-- Extracted material start --

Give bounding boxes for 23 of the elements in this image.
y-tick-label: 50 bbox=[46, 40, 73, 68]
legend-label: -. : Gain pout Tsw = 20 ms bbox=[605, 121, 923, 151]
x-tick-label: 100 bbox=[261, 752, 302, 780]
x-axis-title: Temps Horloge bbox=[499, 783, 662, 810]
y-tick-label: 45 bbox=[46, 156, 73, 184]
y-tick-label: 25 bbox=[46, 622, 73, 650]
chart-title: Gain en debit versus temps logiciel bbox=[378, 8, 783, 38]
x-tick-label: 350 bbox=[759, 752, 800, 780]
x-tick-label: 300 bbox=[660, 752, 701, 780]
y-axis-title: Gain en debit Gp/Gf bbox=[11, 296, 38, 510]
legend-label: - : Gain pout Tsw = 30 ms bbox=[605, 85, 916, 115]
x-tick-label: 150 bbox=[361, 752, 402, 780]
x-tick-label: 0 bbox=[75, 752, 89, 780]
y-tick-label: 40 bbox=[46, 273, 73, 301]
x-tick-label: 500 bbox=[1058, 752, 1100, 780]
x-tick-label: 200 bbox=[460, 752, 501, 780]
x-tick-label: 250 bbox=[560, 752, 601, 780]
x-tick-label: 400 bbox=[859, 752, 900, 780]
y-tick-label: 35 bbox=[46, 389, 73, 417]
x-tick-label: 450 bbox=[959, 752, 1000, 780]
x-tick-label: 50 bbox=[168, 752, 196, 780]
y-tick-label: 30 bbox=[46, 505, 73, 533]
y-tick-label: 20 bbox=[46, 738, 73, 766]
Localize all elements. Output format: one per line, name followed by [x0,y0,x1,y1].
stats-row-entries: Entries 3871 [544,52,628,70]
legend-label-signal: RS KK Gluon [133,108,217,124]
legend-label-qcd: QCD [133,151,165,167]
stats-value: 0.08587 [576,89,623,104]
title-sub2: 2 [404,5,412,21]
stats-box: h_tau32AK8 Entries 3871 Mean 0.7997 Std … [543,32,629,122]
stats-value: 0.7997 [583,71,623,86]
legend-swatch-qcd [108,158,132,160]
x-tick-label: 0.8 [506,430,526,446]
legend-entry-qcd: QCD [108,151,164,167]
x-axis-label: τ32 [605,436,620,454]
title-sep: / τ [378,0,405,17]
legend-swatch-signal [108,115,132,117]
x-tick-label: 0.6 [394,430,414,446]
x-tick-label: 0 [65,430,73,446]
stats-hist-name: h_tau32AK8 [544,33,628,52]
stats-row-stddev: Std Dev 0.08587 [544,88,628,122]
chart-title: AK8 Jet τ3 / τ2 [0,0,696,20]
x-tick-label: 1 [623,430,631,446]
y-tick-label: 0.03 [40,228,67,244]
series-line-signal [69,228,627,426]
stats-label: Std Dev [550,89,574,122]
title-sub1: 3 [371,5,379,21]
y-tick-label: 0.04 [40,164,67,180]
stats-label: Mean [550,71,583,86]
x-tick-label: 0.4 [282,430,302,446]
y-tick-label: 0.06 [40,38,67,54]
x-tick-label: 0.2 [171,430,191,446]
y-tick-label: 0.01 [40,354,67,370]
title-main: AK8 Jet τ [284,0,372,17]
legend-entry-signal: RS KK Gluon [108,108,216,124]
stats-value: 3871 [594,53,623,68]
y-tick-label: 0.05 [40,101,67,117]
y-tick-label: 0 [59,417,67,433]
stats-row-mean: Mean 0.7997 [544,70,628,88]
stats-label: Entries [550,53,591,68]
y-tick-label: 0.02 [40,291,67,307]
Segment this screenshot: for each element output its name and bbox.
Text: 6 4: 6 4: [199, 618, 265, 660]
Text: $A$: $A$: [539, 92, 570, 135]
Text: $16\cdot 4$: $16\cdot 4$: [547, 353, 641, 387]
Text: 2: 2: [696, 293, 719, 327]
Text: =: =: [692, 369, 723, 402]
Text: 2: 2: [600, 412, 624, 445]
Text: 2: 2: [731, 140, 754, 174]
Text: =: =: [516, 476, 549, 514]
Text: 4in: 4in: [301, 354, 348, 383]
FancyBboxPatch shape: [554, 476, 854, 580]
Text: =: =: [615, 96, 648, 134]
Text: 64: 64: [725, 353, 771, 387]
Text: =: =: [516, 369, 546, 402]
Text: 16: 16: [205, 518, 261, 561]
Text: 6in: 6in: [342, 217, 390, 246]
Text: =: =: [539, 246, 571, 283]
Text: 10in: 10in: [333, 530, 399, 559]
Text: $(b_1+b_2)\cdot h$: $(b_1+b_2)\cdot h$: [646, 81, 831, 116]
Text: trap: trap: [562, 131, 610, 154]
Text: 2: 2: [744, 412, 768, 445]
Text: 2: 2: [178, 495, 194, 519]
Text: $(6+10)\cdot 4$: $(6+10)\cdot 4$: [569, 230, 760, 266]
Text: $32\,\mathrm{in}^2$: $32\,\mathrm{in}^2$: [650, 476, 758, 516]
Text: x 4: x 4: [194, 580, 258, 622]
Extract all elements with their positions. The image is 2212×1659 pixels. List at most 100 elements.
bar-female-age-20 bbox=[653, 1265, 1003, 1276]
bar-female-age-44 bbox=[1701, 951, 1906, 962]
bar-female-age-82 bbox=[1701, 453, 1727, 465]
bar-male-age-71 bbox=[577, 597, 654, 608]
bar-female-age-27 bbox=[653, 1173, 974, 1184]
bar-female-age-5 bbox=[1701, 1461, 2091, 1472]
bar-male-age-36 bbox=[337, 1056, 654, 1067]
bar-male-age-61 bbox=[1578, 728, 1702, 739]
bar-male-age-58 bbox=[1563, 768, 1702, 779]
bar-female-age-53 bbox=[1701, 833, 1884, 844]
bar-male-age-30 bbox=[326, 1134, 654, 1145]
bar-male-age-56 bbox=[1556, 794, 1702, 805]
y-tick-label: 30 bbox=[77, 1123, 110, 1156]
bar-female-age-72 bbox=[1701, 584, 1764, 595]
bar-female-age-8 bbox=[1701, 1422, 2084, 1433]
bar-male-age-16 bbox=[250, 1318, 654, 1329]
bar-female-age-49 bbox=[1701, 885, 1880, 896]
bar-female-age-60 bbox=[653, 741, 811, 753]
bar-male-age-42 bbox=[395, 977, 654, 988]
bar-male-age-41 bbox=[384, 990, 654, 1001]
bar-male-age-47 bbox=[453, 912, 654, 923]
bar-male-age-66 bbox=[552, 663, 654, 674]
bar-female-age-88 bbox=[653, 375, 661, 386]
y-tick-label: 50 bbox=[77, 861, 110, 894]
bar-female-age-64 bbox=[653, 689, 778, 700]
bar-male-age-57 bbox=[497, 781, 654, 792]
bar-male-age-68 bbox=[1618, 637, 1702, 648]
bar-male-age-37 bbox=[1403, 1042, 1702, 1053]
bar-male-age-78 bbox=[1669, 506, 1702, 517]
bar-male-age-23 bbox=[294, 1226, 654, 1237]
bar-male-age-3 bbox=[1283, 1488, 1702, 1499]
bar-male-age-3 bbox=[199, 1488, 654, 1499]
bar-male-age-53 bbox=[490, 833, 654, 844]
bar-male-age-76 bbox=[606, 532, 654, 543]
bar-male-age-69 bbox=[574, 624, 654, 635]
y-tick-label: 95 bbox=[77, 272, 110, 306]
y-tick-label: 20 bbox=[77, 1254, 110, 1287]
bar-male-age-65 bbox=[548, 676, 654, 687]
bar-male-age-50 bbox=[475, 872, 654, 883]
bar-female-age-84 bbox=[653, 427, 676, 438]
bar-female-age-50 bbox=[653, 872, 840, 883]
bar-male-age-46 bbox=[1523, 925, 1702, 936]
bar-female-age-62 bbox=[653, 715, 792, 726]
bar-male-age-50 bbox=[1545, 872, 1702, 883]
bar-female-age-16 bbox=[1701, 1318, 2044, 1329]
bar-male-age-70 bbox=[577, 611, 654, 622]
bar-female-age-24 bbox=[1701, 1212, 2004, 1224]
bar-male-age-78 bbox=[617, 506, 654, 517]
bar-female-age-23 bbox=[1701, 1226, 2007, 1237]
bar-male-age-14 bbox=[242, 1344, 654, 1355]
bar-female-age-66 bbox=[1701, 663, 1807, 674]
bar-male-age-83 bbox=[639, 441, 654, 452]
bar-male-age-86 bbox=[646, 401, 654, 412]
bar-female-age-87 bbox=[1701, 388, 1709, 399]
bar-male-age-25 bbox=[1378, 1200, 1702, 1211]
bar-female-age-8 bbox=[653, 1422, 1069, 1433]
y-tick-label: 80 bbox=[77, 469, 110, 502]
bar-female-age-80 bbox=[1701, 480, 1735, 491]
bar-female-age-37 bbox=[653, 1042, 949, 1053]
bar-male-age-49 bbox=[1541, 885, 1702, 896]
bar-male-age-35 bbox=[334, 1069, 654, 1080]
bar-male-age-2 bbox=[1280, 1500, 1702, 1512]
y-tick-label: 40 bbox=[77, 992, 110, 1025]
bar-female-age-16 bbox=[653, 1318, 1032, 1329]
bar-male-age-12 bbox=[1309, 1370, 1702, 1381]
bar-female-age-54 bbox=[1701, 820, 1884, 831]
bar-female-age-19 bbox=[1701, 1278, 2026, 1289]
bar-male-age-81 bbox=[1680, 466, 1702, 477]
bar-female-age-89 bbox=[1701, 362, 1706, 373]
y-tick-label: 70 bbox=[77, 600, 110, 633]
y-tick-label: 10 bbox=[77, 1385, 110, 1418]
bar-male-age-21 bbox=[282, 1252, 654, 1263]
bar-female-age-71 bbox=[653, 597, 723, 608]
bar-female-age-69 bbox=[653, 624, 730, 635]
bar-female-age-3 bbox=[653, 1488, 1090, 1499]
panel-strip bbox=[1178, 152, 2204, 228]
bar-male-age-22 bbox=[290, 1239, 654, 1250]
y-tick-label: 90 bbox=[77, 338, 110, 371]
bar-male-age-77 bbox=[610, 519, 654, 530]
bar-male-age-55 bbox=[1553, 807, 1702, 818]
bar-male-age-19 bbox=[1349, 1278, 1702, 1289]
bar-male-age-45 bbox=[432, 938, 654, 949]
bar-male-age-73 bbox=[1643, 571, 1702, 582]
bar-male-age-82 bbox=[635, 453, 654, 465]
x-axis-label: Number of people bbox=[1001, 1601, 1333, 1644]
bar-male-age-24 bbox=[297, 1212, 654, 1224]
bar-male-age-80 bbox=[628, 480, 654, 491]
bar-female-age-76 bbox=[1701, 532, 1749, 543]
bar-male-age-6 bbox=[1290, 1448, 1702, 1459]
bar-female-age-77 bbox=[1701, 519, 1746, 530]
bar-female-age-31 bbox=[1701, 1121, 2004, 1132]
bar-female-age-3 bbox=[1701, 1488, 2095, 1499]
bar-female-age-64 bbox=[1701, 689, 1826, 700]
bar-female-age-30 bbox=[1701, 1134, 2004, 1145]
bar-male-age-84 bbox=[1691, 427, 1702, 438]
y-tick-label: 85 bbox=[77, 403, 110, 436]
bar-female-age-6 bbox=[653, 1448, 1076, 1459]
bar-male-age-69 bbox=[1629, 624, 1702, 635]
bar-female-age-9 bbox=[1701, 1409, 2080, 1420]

-- Extracted material end --

> [What needs to be done] Copy the data word for word, starting at its first line and ending with the line that contains "legend-label-signal: RS KK".

> [Task solution]
Give bounding boxes for 23 of the elements in this image.
y-tick-label: 50 bbox=[46, 40, 73, 68]
legend-label: -. : Gain pout Tsw = 20 ms bbox=[605, 121, 923, 151]
x-tick-label: 100 bbox=[261, 752, 302, 780]
x-axis-title: Temps Horloge bbox=[499, 783, 662, 810]
y-tick-label: 45 bbox=[46, 156, 73, 184]
y-tick-label: 25 bbox=[46, 622, 73, 650]
chart-title: Gain en debit versus temps logiciel bbox=[378, 8, 783, 38]
x-tick-label: 350 bbox=[759, 752, 800, 780]
x-tick-label: 300 bbox=[660, 752, 701, 780]
y-axis-title: Gain en debit Gp/Gf bbox=[11, 296, 38, 510]
legend-label: - : Gain pout Tsw = 30 ms bbox=[605, 85, 916, 115]
x-tick-label: 150 bbox=[361, 752, 402, 780]
x-tick-label: 0 bbox=[75, 752, 89, 780]
y-tick-label: 40 bbox=[46, 273, 73, 301]
x-tick-label: 500 bbox=[1058, 752, 1100, 780]
x-tick-label: 200 bbox=[460, 752, 501, 780]
x-tick-label: 250 bbox=[560, 752, 601, 780]
x-tick-label: 400 bbox=[859, 752, 900, 780]
y-tick-label: 35 bbox=[46, 389, 73, 417]
x-tick-label: 450 bbox=[959, 752, 1000, 780]
x-tick-label: 50 bbox=[168, 752, 196, 780]
y-tick-label: 30 bbox=[46, 505, 73, 533]
y-tick-label: 20 bbox=[46, 738, 73, 766]
Localize all elements. Output format: one per line, name followed by [x0,y0,x1,y1].
stats-row-entries: Entries 3871 [544,52,628,70]
legend-label-signal: RS KK Gluon [133,108,217,124]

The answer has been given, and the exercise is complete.